**INSTRUCTIONS TO FOLLOW**
Reproduce, word for word, the passage of the deployment notes that begins with the words "Applied HSTS (2" and ends with "for Korean characters.".

**SELECTED EXTRACT**
BEGIN

Applied HSTS (2 years), X-Frame-Options, X-Content-Type-Options, XSS-Protection, Referrer-Policy, and Permissions-Policy to all responses using AWS managed policies — completing the security layer without CloudFront Functions or ongoing maintenance.
Instead of directly chaining the feedback-receiver Lambda to the email-sender Lambda, an EventBridge custom bus decouples the two. This enables future additions — Slack notifications, DB storage, etc. — by simply adding new Rules without modifying existing code. Email is sent from the custom domain (eomkyeongmun.me), DKIM-verified via SES for sender credibility.
- Issue
- Korean text rendered as □□□ when generating PDFs with Puppeteer on Lambda.
- Analysis
- Puppeteer's Chromium relies on system fonts. The Lambda runtime environment (Amazon Linux 2) does not include Korean fonts by default, causing Chromium to output □ for Korean characters.
- Solution
- Bundled Noto Sans KR font directly into the Lambda container image Dockerfile. Also loaded the font via Google Fonts on the /portfolio/print page and added waitForFunction in Puppeteer to wait for font loading to complete before capturing the PDF.

END

**DATA FOR ANALYSIS**

BEGIN

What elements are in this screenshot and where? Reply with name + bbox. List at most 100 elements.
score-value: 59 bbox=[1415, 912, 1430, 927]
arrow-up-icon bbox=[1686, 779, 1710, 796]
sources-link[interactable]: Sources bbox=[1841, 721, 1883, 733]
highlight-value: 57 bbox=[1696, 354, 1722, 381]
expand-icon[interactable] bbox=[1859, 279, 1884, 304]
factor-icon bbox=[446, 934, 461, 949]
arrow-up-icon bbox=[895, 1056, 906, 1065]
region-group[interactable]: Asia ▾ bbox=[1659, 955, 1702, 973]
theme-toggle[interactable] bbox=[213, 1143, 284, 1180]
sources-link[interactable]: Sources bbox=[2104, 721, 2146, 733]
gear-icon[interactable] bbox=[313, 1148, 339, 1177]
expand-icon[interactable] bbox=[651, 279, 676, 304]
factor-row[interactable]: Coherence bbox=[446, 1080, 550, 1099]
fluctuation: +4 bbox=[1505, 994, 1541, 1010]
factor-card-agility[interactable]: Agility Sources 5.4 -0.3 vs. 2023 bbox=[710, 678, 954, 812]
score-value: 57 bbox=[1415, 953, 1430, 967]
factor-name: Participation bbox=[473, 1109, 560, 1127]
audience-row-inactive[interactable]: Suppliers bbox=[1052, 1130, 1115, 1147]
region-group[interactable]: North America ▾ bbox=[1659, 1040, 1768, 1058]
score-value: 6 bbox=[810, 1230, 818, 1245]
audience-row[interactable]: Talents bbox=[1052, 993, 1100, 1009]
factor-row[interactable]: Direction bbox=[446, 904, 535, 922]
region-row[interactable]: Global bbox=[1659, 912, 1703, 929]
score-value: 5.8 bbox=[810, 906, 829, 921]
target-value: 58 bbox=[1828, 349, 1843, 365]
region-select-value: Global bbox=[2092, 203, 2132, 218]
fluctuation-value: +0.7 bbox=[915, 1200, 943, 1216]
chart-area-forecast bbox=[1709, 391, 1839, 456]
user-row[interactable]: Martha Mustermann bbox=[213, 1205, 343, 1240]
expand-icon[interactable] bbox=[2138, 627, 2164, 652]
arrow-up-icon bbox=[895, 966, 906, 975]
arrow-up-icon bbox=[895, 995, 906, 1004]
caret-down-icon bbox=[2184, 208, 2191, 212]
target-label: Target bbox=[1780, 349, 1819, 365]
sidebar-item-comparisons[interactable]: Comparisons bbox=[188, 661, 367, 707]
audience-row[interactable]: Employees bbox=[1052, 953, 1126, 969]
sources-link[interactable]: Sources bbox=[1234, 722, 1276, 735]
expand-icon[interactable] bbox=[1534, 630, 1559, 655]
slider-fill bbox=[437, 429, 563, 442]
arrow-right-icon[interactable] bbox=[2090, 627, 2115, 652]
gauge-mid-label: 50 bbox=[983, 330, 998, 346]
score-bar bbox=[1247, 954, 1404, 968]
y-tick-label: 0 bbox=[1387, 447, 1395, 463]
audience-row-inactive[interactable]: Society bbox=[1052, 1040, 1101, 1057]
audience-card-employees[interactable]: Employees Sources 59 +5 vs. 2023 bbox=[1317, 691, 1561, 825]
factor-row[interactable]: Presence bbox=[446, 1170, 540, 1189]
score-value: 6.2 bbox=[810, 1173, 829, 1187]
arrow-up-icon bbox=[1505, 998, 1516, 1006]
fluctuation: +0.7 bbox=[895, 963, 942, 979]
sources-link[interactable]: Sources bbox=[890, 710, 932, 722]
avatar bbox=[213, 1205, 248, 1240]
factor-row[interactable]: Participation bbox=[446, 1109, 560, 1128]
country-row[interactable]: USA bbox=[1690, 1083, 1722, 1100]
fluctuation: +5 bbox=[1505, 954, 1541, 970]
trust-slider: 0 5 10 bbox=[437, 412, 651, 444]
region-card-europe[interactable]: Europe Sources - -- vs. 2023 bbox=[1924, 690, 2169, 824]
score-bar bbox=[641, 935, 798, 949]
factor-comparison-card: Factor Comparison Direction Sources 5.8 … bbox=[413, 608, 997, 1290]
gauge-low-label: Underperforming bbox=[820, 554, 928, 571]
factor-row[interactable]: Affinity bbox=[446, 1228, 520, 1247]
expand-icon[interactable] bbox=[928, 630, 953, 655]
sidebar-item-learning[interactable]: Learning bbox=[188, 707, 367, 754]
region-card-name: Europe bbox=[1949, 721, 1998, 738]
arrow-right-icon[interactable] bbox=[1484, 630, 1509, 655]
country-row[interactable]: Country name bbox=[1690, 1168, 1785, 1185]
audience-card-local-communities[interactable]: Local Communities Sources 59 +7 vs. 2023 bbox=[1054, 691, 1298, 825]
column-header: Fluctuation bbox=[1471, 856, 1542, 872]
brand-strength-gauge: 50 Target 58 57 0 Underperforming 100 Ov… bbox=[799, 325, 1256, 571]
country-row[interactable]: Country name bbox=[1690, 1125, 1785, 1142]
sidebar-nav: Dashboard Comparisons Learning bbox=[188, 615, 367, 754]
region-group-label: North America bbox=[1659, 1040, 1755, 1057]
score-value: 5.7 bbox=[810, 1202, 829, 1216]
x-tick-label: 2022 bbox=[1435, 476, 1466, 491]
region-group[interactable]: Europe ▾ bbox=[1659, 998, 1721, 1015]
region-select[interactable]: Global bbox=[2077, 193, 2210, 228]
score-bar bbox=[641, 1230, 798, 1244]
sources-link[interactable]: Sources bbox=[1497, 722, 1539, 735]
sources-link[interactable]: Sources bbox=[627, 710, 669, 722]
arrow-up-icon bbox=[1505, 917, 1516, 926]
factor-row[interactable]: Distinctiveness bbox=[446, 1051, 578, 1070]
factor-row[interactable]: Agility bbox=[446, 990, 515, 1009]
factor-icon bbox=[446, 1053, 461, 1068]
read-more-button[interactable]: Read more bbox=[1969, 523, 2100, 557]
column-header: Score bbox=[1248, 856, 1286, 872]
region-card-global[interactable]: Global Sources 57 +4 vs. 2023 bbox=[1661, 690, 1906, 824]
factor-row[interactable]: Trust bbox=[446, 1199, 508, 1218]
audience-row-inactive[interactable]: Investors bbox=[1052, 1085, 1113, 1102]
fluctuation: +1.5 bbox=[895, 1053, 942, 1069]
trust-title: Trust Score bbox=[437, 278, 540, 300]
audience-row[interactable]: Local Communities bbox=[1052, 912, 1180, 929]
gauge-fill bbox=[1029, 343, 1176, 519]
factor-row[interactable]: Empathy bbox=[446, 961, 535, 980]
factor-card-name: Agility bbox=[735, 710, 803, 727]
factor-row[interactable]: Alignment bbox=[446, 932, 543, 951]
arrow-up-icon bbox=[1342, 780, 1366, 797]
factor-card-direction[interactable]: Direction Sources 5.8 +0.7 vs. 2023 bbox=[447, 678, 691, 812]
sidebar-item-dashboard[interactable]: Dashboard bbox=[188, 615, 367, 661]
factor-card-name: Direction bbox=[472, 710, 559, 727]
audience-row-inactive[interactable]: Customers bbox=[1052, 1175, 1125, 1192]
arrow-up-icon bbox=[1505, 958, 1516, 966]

END

**SOLUTION FOR THIS PROBLEM**
Applied HSTS (2 years), X-Frame-Options, X-Content-Type-Options, XSS-Protection, Referrer-Policy, and Permissions-Policy to all responses using AWS managed policies — completing the security layer without CloudFront Functions or ongoing maintenance.
Instead of directly chaining the feedback-receiver Lambda to the email-sender Lambda, an EventBridge custom bus decouples the two. This enables future additions — Slack notifications, DB storage, etc. — by simply adding new Rules without modifying existing code. Email is sent from the custom domain (eomkyeongmun.me), DKIM-verified via SES for sender credibility.
- Issue
- Korean text rendered as □□□ when generating PDFs with Puppeteer on Lambda.
- Analysis
- Puppeteer's Chromium relies on system fonts. The Lambda runtime environment (Amazon Linux 2) does not include Korean fonts by default, causing Chromium to output □ for Korean characters.